## DIRECTIONS FOR THIS TASK
Copy each line below that includes "title".

───── MATERIAL PROVIDED ─────

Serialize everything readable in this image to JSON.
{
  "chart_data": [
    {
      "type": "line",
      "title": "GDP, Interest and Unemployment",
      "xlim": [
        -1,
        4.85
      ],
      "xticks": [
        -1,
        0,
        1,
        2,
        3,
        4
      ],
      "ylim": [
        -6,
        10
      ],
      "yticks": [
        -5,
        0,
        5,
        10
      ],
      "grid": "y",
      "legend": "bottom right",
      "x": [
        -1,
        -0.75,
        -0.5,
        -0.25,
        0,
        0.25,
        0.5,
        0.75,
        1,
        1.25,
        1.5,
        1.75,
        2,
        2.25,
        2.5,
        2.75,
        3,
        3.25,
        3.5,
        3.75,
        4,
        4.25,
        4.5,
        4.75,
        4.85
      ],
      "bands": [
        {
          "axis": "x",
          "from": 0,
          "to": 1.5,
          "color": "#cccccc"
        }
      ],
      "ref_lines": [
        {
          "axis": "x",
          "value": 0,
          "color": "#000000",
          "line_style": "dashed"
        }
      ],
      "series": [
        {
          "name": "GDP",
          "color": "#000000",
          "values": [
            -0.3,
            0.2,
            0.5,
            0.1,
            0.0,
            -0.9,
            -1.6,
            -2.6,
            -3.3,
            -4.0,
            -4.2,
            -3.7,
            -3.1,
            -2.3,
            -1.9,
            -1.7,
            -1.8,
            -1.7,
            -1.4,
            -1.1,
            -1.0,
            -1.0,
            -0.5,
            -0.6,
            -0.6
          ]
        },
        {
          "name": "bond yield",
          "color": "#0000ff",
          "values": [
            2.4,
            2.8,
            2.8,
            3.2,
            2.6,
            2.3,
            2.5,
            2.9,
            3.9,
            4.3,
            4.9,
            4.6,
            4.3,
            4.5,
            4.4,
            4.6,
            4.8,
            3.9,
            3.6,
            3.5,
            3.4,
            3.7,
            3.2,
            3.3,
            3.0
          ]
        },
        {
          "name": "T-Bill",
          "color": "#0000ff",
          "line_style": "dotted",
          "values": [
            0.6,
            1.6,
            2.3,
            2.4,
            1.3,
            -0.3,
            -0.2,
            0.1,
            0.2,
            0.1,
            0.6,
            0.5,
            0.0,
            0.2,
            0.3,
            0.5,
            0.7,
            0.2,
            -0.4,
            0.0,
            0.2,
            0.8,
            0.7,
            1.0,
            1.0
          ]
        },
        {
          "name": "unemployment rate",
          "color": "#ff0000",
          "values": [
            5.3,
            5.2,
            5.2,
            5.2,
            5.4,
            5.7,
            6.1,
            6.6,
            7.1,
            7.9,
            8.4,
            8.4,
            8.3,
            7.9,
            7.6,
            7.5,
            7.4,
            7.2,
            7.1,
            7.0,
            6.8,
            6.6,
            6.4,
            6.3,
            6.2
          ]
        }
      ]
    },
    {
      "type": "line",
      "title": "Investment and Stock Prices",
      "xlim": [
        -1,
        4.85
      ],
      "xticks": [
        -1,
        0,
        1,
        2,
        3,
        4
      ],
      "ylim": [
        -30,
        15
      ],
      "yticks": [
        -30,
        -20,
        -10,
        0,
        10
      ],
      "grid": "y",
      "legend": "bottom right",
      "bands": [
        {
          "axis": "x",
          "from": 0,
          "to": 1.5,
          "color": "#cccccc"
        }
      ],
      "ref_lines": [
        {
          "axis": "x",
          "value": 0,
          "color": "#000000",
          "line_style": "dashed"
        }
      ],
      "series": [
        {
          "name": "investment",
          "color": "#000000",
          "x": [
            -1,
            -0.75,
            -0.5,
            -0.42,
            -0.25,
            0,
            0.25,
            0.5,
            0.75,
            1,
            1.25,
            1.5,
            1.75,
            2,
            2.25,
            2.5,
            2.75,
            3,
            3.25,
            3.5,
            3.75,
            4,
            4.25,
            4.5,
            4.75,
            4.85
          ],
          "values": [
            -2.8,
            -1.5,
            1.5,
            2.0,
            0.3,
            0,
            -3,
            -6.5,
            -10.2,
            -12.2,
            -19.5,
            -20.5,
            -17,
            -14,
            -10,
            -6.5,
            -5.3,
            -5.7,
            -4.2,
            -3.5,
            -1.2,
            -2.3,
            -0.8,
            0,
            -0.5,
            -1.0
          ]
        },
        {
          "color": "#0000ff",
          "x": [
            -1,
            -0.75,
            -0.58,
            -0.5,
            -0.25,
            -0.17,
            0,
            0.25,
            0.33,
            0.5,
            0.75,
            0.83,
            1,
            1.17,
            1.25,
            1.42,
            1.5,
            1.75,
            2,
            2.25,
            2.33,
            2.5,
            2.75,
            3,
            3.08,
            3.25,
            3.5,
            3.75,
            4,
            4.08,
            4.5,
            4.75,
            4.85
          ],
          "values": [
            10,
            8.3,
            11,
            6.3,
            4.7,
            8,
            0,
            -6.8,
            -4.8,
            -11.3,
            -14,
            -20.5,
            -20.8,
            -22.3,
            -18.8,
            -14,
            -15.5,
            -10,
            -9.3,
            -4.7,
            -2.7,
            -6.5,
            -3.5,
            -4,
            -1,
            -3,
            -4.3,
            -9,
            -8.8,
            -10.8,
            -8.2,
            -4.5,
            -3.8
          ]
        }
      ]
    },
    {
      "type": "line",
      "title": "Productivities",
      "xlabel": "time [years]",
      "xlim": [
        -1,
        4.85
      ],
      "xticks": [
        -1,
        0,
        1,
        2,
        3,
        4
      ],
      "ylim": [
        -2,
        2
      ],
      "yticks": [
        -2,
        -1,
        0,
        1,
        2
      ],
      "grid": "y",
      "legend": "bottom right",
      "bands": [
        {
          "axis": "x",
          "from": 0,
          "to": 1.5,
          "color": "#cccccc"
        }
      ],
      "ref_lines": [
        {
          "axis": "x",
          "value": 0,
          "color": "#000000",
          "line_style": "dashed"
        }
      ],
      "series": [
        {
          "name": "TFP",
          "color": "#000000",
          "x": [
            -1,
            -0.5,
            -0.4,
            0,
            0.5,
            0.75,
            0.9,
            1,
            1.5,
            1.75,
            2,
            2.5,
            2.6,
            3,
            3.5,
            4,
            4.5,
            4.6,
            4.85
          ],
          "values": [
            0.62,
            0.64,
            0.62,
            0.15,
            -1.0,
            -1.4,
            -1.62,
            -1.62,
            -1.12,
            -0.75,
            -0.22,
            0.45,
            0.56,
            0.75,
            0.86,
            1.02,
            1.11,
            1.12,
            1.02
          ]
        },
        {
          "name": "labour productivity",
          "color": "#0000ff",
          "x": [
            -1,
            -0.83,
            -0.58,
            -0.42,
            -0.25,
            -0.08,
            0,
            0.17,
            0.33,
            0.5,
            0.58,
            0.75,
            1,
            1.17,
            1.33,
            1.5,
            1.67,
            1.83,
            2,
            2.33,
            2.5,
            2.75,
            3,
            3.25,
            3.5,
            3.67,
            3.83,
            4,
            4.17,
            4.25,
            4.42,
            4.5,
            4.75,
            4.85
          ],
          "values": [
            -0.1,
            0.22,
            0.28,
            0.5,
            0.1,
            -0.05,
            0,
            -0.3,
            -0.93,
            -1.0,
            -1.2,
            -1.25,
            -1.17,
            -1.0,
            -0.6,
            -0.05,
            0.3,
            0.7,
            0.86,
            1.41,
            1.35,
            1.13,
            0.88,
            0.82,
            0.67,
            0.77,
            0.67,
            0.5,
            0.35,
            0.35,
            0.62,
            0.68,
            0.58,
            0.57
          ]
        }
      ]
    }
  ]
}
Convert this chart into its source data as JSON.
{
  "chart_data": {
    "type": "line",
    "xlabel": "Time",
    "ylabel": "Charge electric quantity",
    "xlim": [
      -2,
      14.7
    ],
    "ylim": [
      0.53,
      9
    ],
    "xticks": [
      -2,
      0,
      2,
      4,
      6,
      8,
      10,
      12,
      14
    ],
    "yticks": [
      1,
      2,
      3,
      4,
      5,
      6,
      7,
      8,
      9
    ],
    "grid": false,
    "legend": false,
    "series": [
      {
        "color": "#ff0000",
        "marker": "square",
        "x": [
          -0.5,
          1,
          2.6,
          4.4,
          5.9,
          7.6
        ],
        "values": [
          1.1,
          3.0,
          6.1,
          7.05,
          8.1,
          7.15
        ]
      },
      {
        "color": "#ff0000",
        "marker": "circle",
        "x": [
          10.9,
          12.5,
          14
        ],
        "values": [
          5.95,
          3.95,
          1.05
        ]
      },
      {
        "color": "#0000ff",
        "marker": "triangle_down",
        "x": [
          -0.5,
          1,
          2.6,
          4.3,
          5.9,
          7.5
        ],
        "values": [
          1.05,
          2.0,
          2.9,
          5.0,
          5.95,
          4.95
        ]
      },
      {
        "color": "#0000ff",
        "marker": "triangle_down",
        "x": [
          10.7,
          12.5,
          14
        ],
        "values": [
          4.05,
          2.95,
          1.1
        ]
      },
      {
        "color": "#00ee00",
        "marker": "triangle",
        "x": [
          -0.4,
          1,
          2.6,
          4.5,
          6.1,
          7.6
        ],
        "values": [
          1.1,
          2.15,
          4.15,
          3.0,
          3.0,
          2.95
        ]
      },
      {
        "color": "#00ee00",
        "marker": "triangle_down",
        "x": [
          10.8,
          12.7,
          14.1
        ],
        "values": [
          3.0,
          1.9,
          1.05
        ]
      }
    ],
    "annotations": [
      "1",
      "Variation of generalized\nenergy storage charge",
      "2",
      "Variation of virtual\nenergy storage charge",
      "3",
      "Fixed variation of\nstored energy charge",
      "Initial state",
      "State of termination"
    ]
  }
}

─────

## COMPLETE OUTPUT
      "title": "GDP, Interest and Unemployment",
      "title": "Investment and Stock Prices",
      "title": "Productivities",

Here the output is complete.